_SHORT TASK_
Copy out each line below that has the word "границы" in it.

_GIVEN ENTRIES_

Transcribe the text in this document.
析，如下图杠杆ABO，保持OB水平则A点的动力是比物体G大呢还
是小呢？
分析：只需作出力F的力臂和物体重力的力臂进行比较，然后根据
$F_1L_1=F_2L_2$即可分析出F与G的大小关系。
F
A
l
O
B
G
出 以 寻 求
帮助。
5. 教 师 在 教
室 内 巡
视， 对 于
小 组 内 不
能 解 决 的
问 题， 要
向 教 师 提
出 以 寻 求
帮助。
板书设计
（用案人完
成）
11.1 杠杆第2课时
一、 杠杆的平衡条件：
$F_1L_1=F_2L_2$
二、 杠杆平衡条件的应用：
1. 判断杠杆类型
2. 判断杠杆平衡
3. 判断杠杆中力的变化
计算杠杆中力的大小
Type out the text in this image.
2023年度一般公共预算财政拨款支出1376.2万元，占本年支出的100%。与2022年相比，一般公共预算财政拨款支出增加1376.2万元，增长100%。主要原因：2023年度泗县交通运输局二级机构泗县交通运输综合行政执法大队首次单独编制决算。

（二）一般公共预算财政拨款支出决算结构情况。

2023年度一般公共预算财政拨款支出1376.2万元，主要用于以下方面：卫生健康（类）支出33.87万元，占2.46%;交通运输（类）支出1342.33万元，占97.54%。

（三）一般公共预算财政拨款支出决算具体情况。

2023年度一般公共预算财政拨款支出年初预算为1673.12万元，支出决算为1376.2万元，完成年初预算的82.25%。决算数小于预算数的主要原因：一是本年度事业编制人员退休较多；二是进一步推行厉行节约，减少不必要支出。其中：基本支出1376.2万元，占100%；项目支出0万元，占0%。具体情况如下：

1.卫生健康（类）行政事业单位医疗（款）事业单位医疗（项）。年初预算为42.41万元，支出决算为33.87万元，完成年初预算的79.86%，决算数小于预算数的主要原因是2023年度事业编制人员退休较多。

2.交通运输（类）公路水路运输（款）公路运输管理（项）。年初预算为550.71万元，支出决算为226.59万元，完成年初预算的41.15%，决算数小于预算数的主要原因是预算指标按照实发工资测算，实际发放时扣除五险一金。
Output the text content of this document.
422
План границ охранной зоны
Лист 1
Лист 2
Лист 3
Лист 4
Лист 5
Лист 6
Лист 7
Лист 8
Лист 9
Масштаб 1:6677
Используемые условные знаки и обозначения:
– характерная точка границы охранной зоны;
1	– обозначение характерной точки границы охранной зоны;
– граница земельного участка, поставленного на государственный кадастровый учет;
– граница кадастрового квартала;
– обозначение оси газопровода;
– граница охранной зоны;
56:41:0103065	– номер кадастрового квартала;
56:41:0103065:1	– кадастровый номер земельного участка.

_TASK RESPONSE_
– характерная точка границы охранной зоны;
1	– обозначение характерной точки границы охранной зоны;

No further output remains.